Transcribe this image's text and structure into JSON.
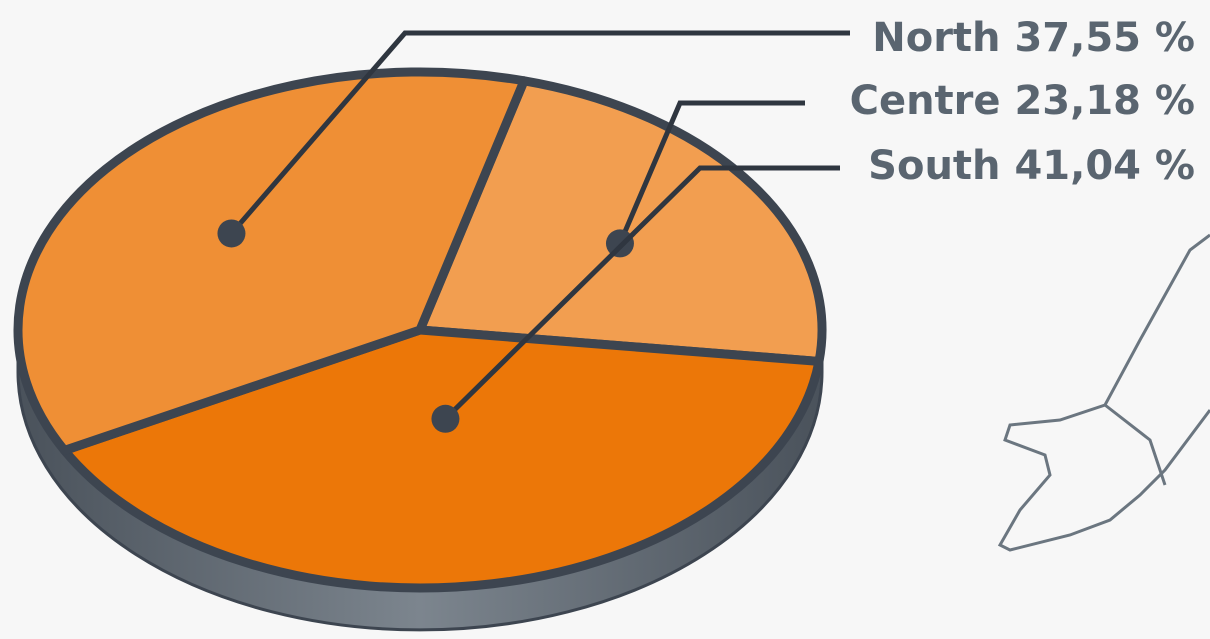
{
  "chart_data": {
    "type": "pie",
    "categories": [
      "North",
      "Centre",
      "South"
    ],
    "values": [
      37.55,
      23.18,
      41.04
    ],
    "value_labels": [
      "37,55 %",
      "23,18 %",
      "41,04 %"
    ],
    "colors": [
      "#ef8f35",
      "#f29e50",
      "#ec7708"
    ]
  }
}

--- Short exercise ---
Retype everything in the material word for word, minus pictures.

--- Output for this exercise ---
Transcribe this image's text and structure into JSON.
{
  "chart_data": {
    "type": "pie",
    "categories": [
      "North",
      "Centre",
      "South"
    ],
    "values": [
      37.55,
      23.18,
      41.04
    ],
    "value_labels": [
      "37,55 %",
      "23,18 %",
      "41,04 %"
    ],
    "colors": [
      "#ef8f35",
      "#f29e50",
      "#ec7708"
    ]
  }
}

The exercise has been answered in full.